Task directions:
The data below is to be returned in full and exactly.

Stored rows:
──────────────────────────────
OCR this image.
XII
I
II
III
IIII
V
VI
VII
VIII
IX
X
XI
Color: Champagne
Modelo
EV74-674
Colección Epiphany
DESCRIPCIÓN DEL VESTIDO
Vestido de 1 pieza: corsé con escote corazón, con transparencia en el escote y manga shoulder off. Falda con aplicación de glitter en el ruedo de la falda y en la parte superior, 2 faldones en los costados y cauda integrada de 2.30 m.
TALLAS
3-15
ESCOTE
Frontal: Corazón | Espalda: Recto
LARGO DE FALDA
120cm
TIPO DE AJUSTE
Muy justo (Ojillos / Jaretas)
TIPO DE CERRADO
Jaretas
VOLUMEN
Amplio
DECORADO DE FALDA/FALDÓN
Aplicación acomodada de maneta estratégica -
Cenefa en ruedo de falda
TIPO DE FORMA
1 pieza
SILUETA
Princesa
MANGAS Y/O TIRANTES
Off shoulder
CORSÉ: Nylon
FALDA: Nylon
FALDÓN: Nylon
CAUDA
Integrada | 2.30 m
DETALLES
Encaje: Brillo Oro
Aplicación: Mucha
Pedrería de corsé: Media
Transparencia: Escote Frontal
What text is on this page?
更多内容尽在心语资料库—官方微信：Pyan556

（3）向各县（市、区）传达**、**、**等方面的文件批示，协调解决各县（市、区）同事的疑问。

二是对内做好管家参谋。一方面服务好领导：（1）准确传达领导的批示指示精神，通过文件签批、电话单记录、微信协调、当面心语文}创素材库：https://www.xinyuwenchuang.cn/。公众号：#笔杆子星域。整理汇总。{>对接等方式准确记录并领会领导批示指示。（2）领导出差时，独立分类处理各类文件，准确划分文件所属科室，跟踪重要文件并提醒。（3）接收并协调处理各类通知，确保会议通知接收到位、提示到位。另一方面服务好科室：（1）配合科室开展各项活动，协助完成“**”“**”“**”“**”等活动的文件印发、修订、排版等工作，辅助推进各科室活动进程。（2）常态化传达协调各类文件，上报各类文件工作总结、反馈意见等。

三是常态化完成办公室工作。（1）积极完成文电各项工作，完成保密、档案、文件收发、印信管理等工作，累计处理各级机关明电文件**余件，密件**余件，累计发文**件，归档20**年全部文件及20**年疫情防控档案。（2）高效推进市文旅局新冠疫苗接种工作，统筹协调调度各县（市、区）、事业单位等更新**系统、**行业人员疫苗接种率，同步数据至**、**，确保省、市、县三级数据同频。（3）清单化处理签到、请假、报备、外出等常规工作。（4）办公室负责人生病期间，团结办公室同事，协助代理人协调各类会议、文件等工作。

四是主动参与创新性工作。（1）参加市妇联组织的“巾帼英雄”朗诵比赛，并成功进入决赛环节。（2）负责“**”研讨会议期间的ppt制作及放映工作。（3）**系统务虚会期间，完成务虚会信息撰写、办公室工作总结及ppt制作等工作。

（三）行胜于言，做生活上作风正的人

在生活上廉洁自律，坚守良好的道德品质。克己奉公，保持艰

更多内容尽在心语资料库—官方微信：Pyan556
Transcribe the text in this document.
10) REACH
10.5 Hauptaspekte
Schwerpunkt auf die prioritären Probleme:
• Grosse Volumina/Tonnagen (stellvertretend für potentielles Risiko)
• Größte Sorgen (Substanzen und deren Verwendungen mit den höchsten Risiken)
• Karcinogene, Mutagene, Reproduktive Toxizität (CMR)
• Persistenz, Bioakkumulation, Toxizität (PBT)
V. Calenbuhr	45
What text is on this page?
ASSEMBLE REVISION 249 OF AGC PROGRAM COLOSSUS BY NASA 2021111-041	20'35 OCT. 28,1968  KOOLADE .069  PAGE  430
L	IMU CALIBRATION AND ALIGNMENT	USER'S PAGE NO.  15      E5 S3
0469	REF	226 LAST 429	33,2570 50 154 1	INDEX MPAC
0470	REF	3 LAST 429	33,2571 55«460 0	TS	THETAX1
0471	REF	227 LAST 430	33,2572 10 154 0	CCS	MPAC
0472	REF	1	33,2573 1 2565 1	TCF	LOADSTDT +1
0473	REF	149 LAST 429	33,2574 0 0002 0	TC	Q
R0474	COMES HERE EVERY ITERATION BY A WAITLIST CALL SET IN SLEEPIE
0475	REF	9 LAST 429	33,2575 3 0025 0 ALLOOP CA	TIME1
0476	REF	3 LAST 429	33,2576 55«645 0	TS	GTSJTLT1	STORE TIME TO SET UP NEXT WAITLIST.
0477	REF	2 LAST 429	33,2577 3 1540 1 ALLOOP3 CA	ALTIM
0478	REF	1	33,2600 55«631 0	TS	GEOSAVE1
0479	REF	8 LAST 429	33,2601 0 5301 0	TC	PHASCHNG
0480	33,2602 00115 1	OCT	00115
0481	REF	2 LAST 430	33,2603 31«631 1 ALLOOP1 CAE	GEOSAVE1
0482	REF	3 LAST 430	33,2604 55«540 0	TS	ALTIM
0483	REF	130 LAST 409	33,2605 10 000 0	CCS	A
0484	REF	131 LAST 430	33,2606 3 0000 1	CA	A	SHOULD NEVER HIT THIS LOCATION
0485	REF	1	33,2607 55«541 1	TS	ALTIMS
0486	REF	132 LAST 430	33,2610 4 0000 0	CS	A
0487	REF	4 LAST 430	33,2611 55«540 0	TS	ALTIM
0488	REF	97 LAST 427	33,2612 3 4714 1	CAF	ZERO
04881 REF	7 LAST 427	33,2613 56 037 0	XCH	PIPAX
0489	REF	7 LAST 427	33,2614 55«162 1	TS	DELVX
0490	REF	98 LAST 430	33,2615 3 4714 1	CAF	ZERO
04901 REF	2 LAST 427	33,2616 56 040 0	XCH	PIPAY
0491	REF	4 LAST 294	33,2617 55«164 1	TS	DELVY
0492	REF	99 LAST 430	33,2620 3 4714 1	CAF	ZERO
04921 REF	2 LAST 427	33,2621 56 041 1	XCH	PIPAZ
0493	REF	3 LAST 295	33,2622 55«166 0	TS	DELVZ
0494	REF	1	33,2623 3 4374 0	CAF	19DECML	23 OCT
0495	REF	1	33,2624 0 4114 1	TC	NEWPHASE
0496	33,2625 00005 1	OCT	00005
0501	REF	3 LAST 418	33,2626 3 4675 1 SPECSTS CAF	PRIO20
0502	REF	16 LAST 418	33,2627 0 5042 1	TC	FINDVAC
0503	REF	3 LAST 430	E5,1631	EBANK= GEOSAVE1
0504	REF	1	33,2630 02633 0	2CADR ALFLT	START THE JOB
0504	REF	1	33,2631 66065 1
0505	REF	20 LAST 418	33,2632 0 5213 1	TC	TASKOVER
──────────────────────────────
Task result:
OCR this image.
XII
I
II
III
IIII
V
VI
VII
VIII
IX
X
XI
Color: Champagne
Modelo
EV74-674
Colección Epiphany
DESCRIPCIÓN DEL VESTIDO
Vestido de 1 pieza: corsé con escote corazón, con transparencia en el escote y manga shoulder off. Falda con aplicación de glitter en el ruedo de la falda y en la parte superior, 2 faldones en los costados y cauda integrada de 2.30 m.
TALLAS
3-15
ESCOTE
Frontal: Corazón | Espalda: Recto
LARGO DE FALDA
120cm
TIPO DE AJUSTE
Muy justo (Ojillos / Jaretas)
TIPO DE CERRADO
Jaretas
VOLUMEN
Amplio
DECORADO DE FALDA/FALDÓN
Aplicación acomodada de maneta estratégica -
Cenefa en ruedo de falda
TIPO DE FORMA
1 pieza
SILUETA
Princesa
MANGAS Y/O TIRANTES
Off shoulder
CORSÉ: Nylon
FALDA: Nylon
FALDÓN: Nylon
CAUDA
Integrada | 2.30 m
DETALLES
Encaje: Brillo Oro
Aplicación: Mucha
Pedrería de corsé: Media
Transparencia: Escote Frontal
What text is on this page?
更多内容尽在心语资料库—官方微信：Pyan556

（3）向各县（市、区）传达**、**、**等方面的文件批示，协调解决各县（市、区）同事的疑问。

二是对内做好管家参谋。一方面服务好领导：（1）准确传达领导的批示指示精神，通过文件签批、电话单记录、微信协调、当面心语文}创素材库：https://www.xinyuwenchuang.cn/。公众号：#笔杆子星域。整理汇总。{>对接等方式准确记录并领会领导批示指示。（2）领导出差时，独立分类处理各类文件，准确划分文件所属科室，跟踪重要文件并提醒。（3）接收并协调处理各类通知，确保会议通知接收到位、提示到位。另一方面服务好科室：（1）配合科室开展各项活动，协助完成“**”“**”“**”“**”等活动的文件印发、修订、排版等工作，辅助推进各科室活动进程。（2）常态化传达协调各类文件，上报各类文件工作总结、反馈意见等。

三是常态化完成办公室工作。（1）积极完成文电各项工作，完成保密、档案、文件收发、印信管理等工作，累计处理各级机关明电文件**余件，密件**余件，累计发文**件，归档20**年全部文件及20**年疫情防控档案。（2）高效推进市文旅局新冠疫苗接种工作，统筹协调调度各县（市、区）、事业单位等更新**系统、**行业人员疫苗接种率，同步数据至**、**，确保省、市、县三级数据同频。（3）清单化处理签到、请假、报备、外出等常规工作。（4）办公室负责人生病期间，团结办公室同事，协助代理人协调各类会议、文件等工作。

四是主动参与创新性工作。（1）参加市妇联组织的“巾帼英雄”朗诵比赛，并成功进入决赛环节。（2）负责“**”研讨会议期间的ppt制作及放映工作。（3）**系统务虚会期间，完成务虚会信息撰写、办公室工作总结及ppt制作等工作。

（三）行胜于言，做生活上作风正的人

在生活上廉洁自律，坚守良好的道德品质。克己奉公，保持艰

更多内容尽在心语资料库—官方微信：Pyan556
Transcribe the text in this document.
10) REACH
10.5 Hauptaspekte
Schwerpunkt auf die prioritären Probleme:
• Grosse Volumina/Tonnagen (stellvertretend für potentielles Risiko)
• Größte Sorgen (Substanzen und deren Verwendungen mit den höchsten Risiken)
• Karcinogene, Mutagene, Reproduktive Toxizität (CMR)
• Persistenz, Bioakkumulation, Toxizität (PBT)
V. Calenbuhr	45
What text is on this page?
ASSEMBLE REVISION 249 OF AGC PROGRAM COLOSSUS BY NASA 2021111-041	20'35 OCT. 28,1968  KOOLADE .069  PAGE  430
L	IMU CALIBRATION AND ALIGNMENT	USER'S PAGE NO.  15      E5 S3
0469	REF	226 LAST 429	33,2570 50 154 1	INDEX MPAC
0470	REF	3 LAST 429	33,2571 55«460 0	TS	THETAX1
0471	REF	227 LAST 430	33,2572 10 154 0	CCS	MPAC
0472	REF	1	33,2573 1 2565 1	TCF	LOADSTDT +1
0473	REF	149 LAST 429	33,2574 0 0002 0	TC	Q
R0474	COMES HERE EVERY ITERATION BY A WAITLIST CALL SET IN SLEEPIE
0475	REF	9 LAST 429	33,2575 3 0025 0 ALLOOP CA	TIME1
0476	REF	3 LAST 429	33,2576 55«645 0	TS	GTSJTLT1	STORE TIME TO SET UP NEXT WAITLIST.
0477	REF	2 LAST 429	33,2577 3 1540 1 ALLOOP3 CA	ALTIM
0478	REF	1	33,2600 55«631 0	TS	GEOSAVE1
0479	REF	8 LAST 429	33,2601 0 5301 0	TC	PHASCHNG
0480	33,2602 00115 1	OCT	00115
0481	REF	2 LAST 430	33,2603 31«631 1 ALLOOP1 CAE	GEOSAVE1
0482	REF	3 LAST 430	33,2604 55«540 0	TS	ALTIM
0483	REF	130 LAST 409	33,2605 10 000 0	CCS	A
0484	REF	131 LAST 430	33,2606 3 0000 1	CA	A	SHOULD NEVER HIT THIS LOCATION
0485	REF	1	33,2607 55«541 1	TS	ALTIMS
0486	REF	132 LAST 430	33,2610 4 0000 0	CS	A
0487	REF	4 LAST 430	33,2611 55«540 0	TS	ALTIM
0488	REF	97 LAST 427	33,2612 3 4714 1	CAF	ZERO
04881 REF	7 LAST 427	33,2613 56 037 0	XCH	PIPAX
0489	REF	7 LAST 427	33,2614 55«162 1	TS	DELVX
0490	REF	98 LAST 430	33,2615 3 4714 1	CAF	ZERO
04901 REF	2 LAST 427	33,2616 56 040 0	XCH	PIPAY
0491	REF	4 LAST 294	33,2617 55«164 1	TS	DELVY
0492	REF	99 LAST 430	33,2620 3 4714 1	CAF	ZERO
04921 REF	2 LAST 427	33,2621 56 041 1	XCH	PIPAZ
0493	REF	3 LAST 295	33,2622 55«166 0	TS	DELVZ
0494	REF	1	33,2623 3 4374 0	CAF	19DECML	23 OCT
0495	REF	1	33,2624 0 4114 1	TC	NEWPHASE
0496	33,2625 00005 1	OCT	00005
0501	REF	3 LAST 418	33,2626 3 4675 1 SPECSTS CAF	PRIO20
0502	REF	16 LAST 418	33,2627 0 5042 1	TC	FINDVAC
0503	REF	3 LAST 430	E5,1631	EBANK= GEOSAVE1
0504	REF	1	33,2630 02633 0	2CADR ALFLT	START THE JOB
0504	REF	1	33,2631 66065 1
0505	REF	20 LAST 418	33,2632 0 5213 1	TC	TASKOVER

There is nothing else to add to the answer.